• Required task
All of the lines below are to be transcribed faithfully, with pictures excluded from the copy.
☆ ☆ ☆ ☆
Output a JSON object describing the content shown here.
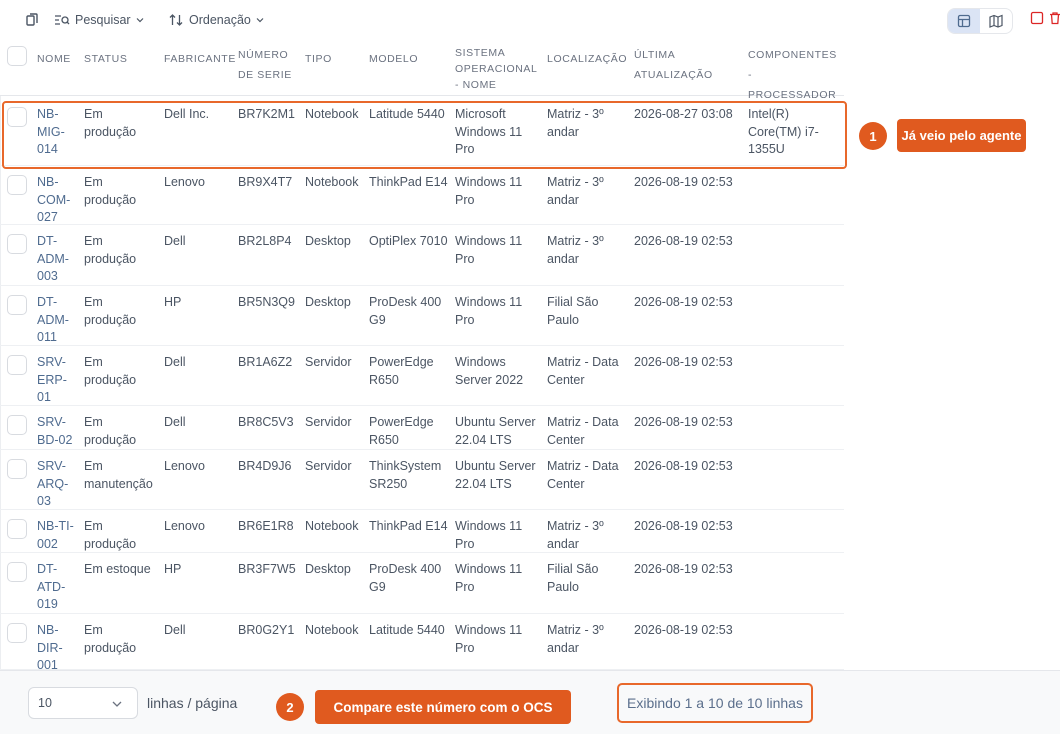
{
  "toolbar": {
    "search_label": "Pesquisar",
    "sort_label": "Ordenação"
  },
  "columns": [
    "NOME",
    "STATUS",
    "FABRICANTE",
    "NÚMERO DE SERIE",
    "TIPO",
    "MODELO",
    "SISTEMA OPERACIONAL - NOME",
    "LOCALIZAÇÃO",
    "ÚLTIMA ATUALIZAÇÃO",
    "COMPONENTES - PROCESSADOR"
  ],
  "rows": [
    {
      "nome": "NB-MIG-014",
      "status": "Em produção",
      "fabricante": "Dell Inc.",
      "serie": "BR7K2M1",
      "tipo": "Notebook",
      "modelo": "Latitude 5440",
      "so": "Microsoft Windows 11 Pro",
      "local": "Matriz - 3º andar",
      "atualizacao": "2026-08-27 03:08",
      "processador": "Intel(R) Core(TM) i7-1355U"
    },
    {
      "nome": "NB-COM-027",
      "status": "Em produção",
      "fabricante": "Lenovo",
      "serie": "BR9X4T7",
      "tipo": "Notebook",
      "modelo": "ThinkPad E14",
      "so": "Windows 11 Pro",
      "local": "Matriz - 3º andar",
      "atualizacao": "2026-08-19 02:53",
      "processador": ""
    },
    {
      "nome": "DT-ADM-003",
      "status": "Em produção",
      "fabricante": "Dell",
      "serie": "BR2L8P4",
      "tipo": "Desktop",
      "modelo": "OptiPlex 7010",
      "so": "Windows 11 Pro",
      "local": "Matriz - 3º andar",
      "atualizacao": "2026-08-19 02:53",
      "processador": ""
    },
    {
      "nome": "DT-ADM-011",
      "status": "Em produção",
      "fabricante": "HP",
      "serie": "BR5N3Q9",
      "tipo": "Desktop",
      "modelo": "ProDesk 400 G9",
      "so": "Windows 11 Pro",
      "local": "Filial São Paulo",
      "atualizacao": "2026-08-19 02:53",
      "processador": ""
    },
    {
      "nome": "SRV-ERP-01",
      "status": "Em produção",
      "fabricante": "Dell",
      "serie": "BR1A6Z2",
      "tipo": "Servidor",
      "modelo": "PowerEdge R650",
      "so": "Windows Server 2022",
      "local": "Matriz - Data Center",
      "atualizacao": "2026-08-19 02:53",
      "processador": ""
    },
    {
      "nome": "SRV-BD-02",
      "status": "Em produção",
      "fabricante": "Dell",
      "serie": "BR8C5V3",
      "tipo": "Servidor",
      "modelo": "PowerEdge R650",
      "so": "Ubuntu Server 22.04 LTS",
      "local": "Matriz - Data Center",
      "atualizacao": "2026-08-19 02:53",
      "processador": ""
    },
    {
      "nome": "SRV-ARQ-03",
      "status": "Em manutenção",
      "fabricante": "Lenovo",
      "serie": "BR4D9J6",
      "tipo": "Servidor",
      "modelo": "ThinkSystem SR250",
      "so": "Ubuntu Server 22.04 LTS",
      "local": "Matriz - Data Center",
      "atualizacao": "2026-08-19 02:53",
      "processador": ""
    },
    {
      "nome": "NB-TI-002",
      "status": "Em produção",
      "fabricante": "Lenovo",
      "serie": "BR6E1R8",
      "tipo": "Notebook",
      "modelo": "ThinkPad E14",
      "so": "Windows 11 Pro",
      "local": "Matriz - 3º andar",
      "atualizacao": "2026-08-19 02:53",
      "processador": ""
    },
    {
      "nome": "DT-ATD-019",
      "status": "Em estoque",
      "fabricante": "HP",
      "serie": "BR3F7W5",
      "tipo": "Desktop",
      "modelo": "ProDesk 400 G9",
      "so": "Windows 11 Pro",
      "local": "Filial São Paulo",
      "atualizacao": "2026-08-19 02:53",
      "processador": ""
    },
    {
      "nome": "NB-DIR-001",
      "status": "Em produção",
      "fabricante": "Dell",
      "serie": "BR0G2Y1",
      "tipo": "Notebook",
      "modelo": "Latitude 5440",
      "so": "Windows 11 Pro",
      "local": "Matriz - 3º andar",
      "atualizacao": "2026-08-19 02:53",
      "processador": ""
    }
  ],
  "annotations": {
    "badge1": "1",
    "callout1": "Já veio pelo agente",
    "badge2": "2",
    "callout2": "Compare este número com o OCS"
  },
  "footer": {
    "page_size": "10",
    "page_size_label": "linhas / página",
    "showing": "Exibindo 1 a 10 de 10 linhas"
  },
  "icons": {
    "bookmark": "bookmark-icon",
    "search": "search-list-icon",
    "sort": "sort-arrows-icon",
    "table_view": "table-view-icon",
    "map_view": "map-view-icon",
    "checkbox_red": "checkbox-outline-icon",
    "trash": "trash-icon"
  },
  "colors": {
    "accent": "#e05a1f",
    "highlight_border": "#e8682b",
    "name_text": "#4f6b8f",
    "danger": "#dc2626"
  }
}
☆ ☆ ☆ ☆
• Answer to the problem
Output a JSON object describing the content shown here.
{
  "toolbar": {
    "search_label": "Pesquisar",
    "sort_label": "Ordenação"
  },
  "columns": [
    "NOME",
    "STATUS",
    "FABRICANTE",
    "NÚMERO DE SERIE",
    "TIPO",
    "MODELO",
    "SISTEMA OPERACIONAL - NOME",
    "LOCALIZAÇÃO",
    "ÚLTIMA ATUALIZAÇÃO",
    "COMPONENTES - PROCESSADOR"
  ],
  "rows": [
    {
      "nome": "NB-MIG-014",
      "status": "Em produção",
      "fabricante": "Dell Inc.",
      "serie": "BR7K2M1",
      "tipo": "Notebook",
      "modelo": "Latitude 5440",
      "so": "Microsoft Windows 11 Pro",
      "local": "Matriz - 3º andar",
      "atualizacao": "2026-08-27 03:08",
      "processador": "Intel(R) Core(TM) i7-1355U"
    },
    {
      "nome": "NB-COM-027",
      "status": "Em produção",
      "fabricante": "Lenovo",
      "serie": "BR9X4T7",
      "tipo": "Notebook",
      "modelo": "ThinkPad E14",
      "so": "Windows 11 Pro",
      "local": "Matriz - 3º andar",
      "atualizacao": "2026-08-19 02:53",
      "processador": ""
    },
    {
      "nome": "DT-ADM-003",
      "status": "Em produção",
      "fabricante": "Dell",
      "serie": "BR2L8P4",
      "tipo": "Desktop",
      "modelo": "OptiPlex 7010",
      "so": "Windows 11 Pro",
      "local": "Matriz - 3º andar",
      "atualizacao": "2026-08-19 02:53",
      "processador": ""
    },
    {
      "nome": "DT-ADM-011",
      "status": "Em produção",
      "fabricante": "HP",
      "serie": "BR5N3Q9",
      "tipo": "Desktop",
      "modelo": "ProDesk 400 G9",
      "so": "Windows 11 Pro",
      "local": "Filial São Paulo",
      "atualizacao": "2026-08-19 02:53",
      "processador": ""
    },
    {
      "nome": "SRV-ERP-01",
      "status": "Em produção",
      "fabricante": "Dell",
      "serie": "BR1A6Z2",
      "tipo": "Servidor",
      "modelo": "PowerEdge R650",
      "so": "Windows Server 2022",
      "local": "Matriz - Data Center",
      "atualizacao": "2026-08-19 02:53",
      "processador": ""
    },
    {
      "nome": "SRV-BD-02",
      "status": "Em produção",
      "fabricante": "Dell",
      "serie": "BR8C5V3",
      "tipo": "Servidor",
      "modelo": "PowerEdge R650",
      "so": "Ubuntu Server 22.04 LTS",
      "local": "Matriz - Data Center",
      "atualizacao": "2026-08-19 02:53",
      "processador": ""
    },
    {
      "nome": "SRV-ARQ-03",
      "status": "Em manutenção",
      "fabricante": "Lenovo",
      "serie": "BR4D9J6",
      "tipo": "Servidor",
      "modelo": "ThinkSystem SR250",
      "so": "Ubuntu Server 22.04 LTS",
      "local": "Matriz - Data Center",
      "atualizacao": "2026-08-19 02:53",
      "processador": ""
    },
    {
      "nome": "NB-TI-002",
      "status": "Em produção",
      "fabricante": "Lenovo",
      "serie": "BR6E1R8",
      "tipo": "Notebook",
      "modelo": "ThinkPad E14",
      "so": "Windows 11 Pro",
      "local": "Matriz - 3º andar",
      "atualizacao": "2026-08-19 02:53",
      "processador": ""
    },
    {
      "nome": "DT-ATD-019",
      "status": "Em estoque",
      "fabricante": "HP",
      "serie": "BR3F7W5",
      "tipo": "Desktop",
      "modelo": "ProDesk 400 G9",
      "so": "Windows 11 Pro",
      "local": "Filial São Paulo",
      "atualizacao": "2026-08-19 02:53",
      "processador": ""
    },
    {
      "nome": "NB-DIR-001",
      "status": "Em produção",
      "fabricante": "Dell",
      "serie": "BR0G2Y1",
      "tipo": "Notebook",
      "modelo": "Latitude 5440",
      "so": "Windows 11 Pro",
      "local": "Matriz - 3º andar",
      "atualizacao": "2026-08-19 02:53",
      "processador": ""
    }
  ],
  "annotations": {
    "badge1": "1",
    "callout1": "Já veio pelo agente",
    "badge2": "2",
    "callout2": "Compare este número com o OCS"
  },
  "footer": {
    "page_size": "10",
    "page_size_label": "linhas / página",
    "showing": "Exibindo 1 a 10 de 10 linhas"
  },
  "icons": {
    "bookmark": "bookmark-icon",
    "search": "search-list-icon",
    "sort": "sort-arrows-icon",
    "table_view": "table-view-icon",
    "map_view": "map-view-icon",
    "checkbox_red": "checkbox-outline-icon",
    "trash": "trash-icon"
  },
  "colors": {
    "accent": "#e05a1f",
    "highlight_border": "#e8682b",
    "name_text": "#4f6b8f",
    "danger": "#dc2626"
  }
}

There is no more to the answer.